» Lesetext
========================================================================
Einwohner: (1998) 8,087 Mio.
Hauptstadt: Wien
Verwaltungsgliederung: 9 Bundesländer
Amtssprache: Deutsch
Nationalfeiertag: 26. 10.
Währung: 1 Schilling (S) = 100 Groschen (Gr, g)
Zeitzone: MEZ
(amtlich Republik Ö.), Staat in Mitteleuropa, grenzt im NW an Deutschland, im NO an die Tschech. Rep. und die Slowak. Rep., im O an Ungarn, im S an Slowenien und Italien, im SW an die Schweiz und Liechtenstein.
Staat und Recht: Ö. ist eine parlamentarisch-demokrat. Bundesrep. Die Verf.ordnung basiert auf dem Bundes-Verf.-Ges. von 1920 i. d. F. von 1929, das am 1. 5. 1945 wieder in Kraft gesetzt wurde. Staatsoberhaupt ist der auf sechs Jahre direkt gewählte Bundespräs. Er ist Oberbefehlshaber der Streitkräfte und benennt den Bundeskanzler sowie auf dessen Vorschlag die übrigen Mitgl. des Kabinetts, das vom Vertrauen des Nationalrats abhängig ist. Die Legislative besteht aus dem Nationalrat (183 Abg., auf vier Jahre direkt gewählt) und dem die Länderinteressen wahrenden Bundesrat (63 Mitgl., von den Länderparlamenten nach dem Verhältniswahlrecht gewählt). Die von Nationalrat und Bundesrat gemeinsam gebildete Bundesversammlung tritt nur zur Vereidigung des Bundespräs. sowie zum Beschluss über eine Kriegserklärung zusammen. Jedes Bundesland wird durch eine Landesreg. unter Vorsitz des vom Landtag gewählten Landeshauptmanns verwaltet. Wichtigste Parteien: Sozialdemokrat. (bis 1991 Sozialist.) Partei (SPÖ), Österr. Volkspartei (ÖVP), Freiheitl. Partei (FPÖ), Grüne Alternative.
Landesnatur: Der Alpen- und Donaustaat erstreckt sich von W nach O zw. Bodensee und Neusiedler See über rd. 570 km. Rd. 2/3 des Landes liegen in den Ostalpen. Getrennt durch Längstalzüge gliedern sich die österr. Alpen in drei Großräume: die Nördl. Kalkalpen mit zahlr. Alpenrandseen, weiter die z. T. vergletscherten Zentralalpen, in denen die höchste Erhebung des Landes, der Großglockner (3 798 m ü. M.), liegt, schließlich die Südalpen, zu denen u. a. die Karn. Alpen und Karawanken gehören. Nördlich der Alpen breitet sich bis zur Donau das Alpenvorland aus mit dem Innviertel und dem Hausruck. Nach NO erfolgt über das Tullner Becken der Übergang zum Karpatenvorland mit dem westl. Teil des Weinviertels. Im Mühl- und Waldviertel hat Ö. Anteil am Böhm. Massiv (im Plöckenstein 1 378 m ü. M.). Im O liegt das Wiener Becken; in der Grazer Bucht hat Ö. noch Anteil am Pannon. Becken. Das Gebiet um den Neusiedler See zählt zum Kleinen Ungar. Tiefland. 96 % des Landes entwässern zur Donau. - Ö. liegt im Übergangsbereich vom ozean. zum kontinentalen Klima, größtenteils mit vorherrschenden W-Winden und Niederschlägen bis 1 500 mm pro Jahr. Im Alpenbereich herrscht alpines Klima mit Niederschlägen bis 3 000 mm. Im Wiener Becken fallen dagegen nur 500-600 mm. Rd. 38 % der Landesfläche sind mit Wald bedeckt. Die Waldgrenze liegt bei 1 500-2 200 m ü. M.
========================================================================
» Bereitgestellte Daten
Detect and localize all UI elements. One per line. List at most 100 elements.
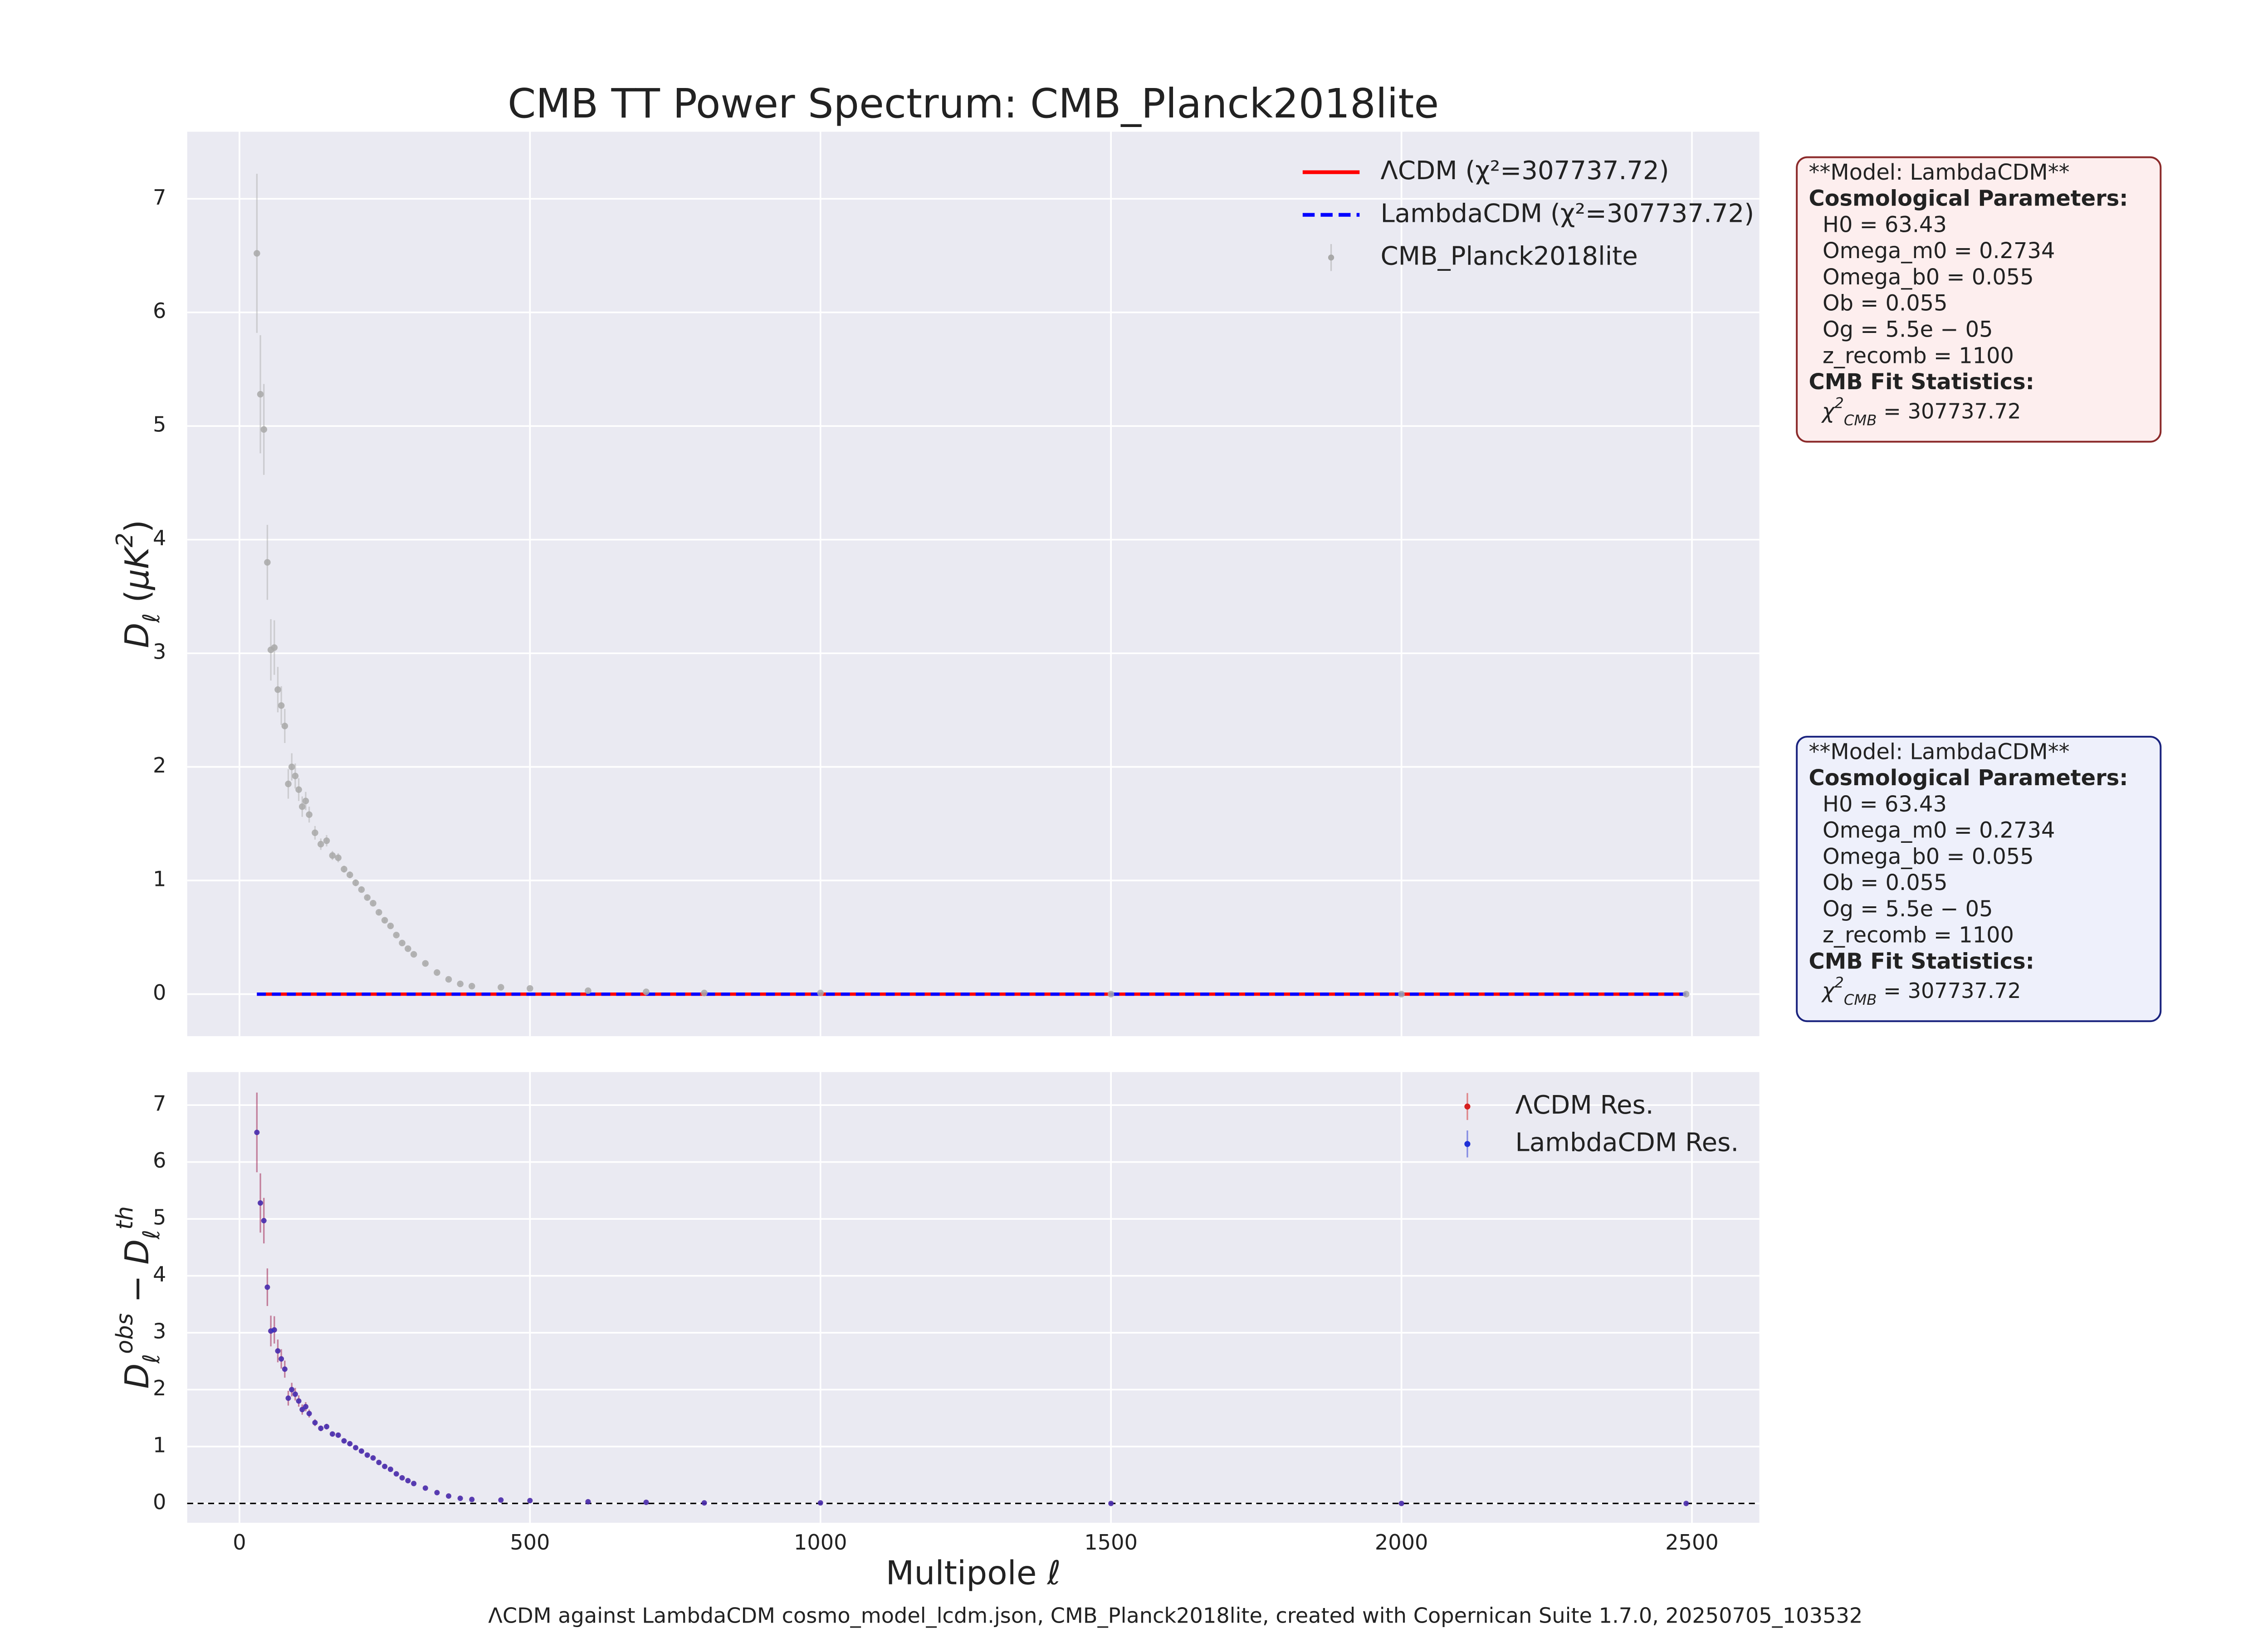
========================================================================
» Aufgaben
A – Welcher Berg ist laut dem Text über Österreich die höchste Erhebung des Landes, und wie hoch ist er?
B – Bitte führe den Text über Österreich im gleichen Stil nach seinem letzten Satz weiter.

» Erwartete Lösungen
A – Der Großglockner mit 3 798 m ü. M.

B –
Bevölkerung: Rd. 98 % der Österreicher sind deutschsprachig, daneben gibt es Minderheiten von Kroaten, Slowenen, Ungarn, Tschechen; Slowenisch und Kroatisch sind z. T. als zusätzl. Amtssprachen zugelassen. Die Gebirgsregionen sind dünn besiedelt; fast 60 % der Alpenfläche sind so gut wie unbesiedelt, unterhalb 500 m ü. M. wohnen 70 % der Ew.; die größte Bev.dichte haben Vorarlberg, Ober-Ö. und der Ballungsraum Wien (20 % aller Ew.). Rd. 55 % der Bev. leben in Städten. - Allg. Schulpflicht besteht vom 6. bis 15. Lebensjahr; weiterführende und höhere Ausbildung an Gymnasien, berufsbildenden Schulen, Fachschulen, Akademien, sechs Kunsthochschulen (darunter drei Musikhochschulen) und 12 Univ. - Rd. 84 % der Bev. gehören der kath. Kirche an (Kirchenprovinzen Wien und Salzburg). 5,6 % der Bev. gehören zur Evang. Kirche des Augsburg. (Lutheraner) und des Helvet. Bekenntnisses (Reformierte); rd. 1,3 % der Bev. bekennen sich zum Islam.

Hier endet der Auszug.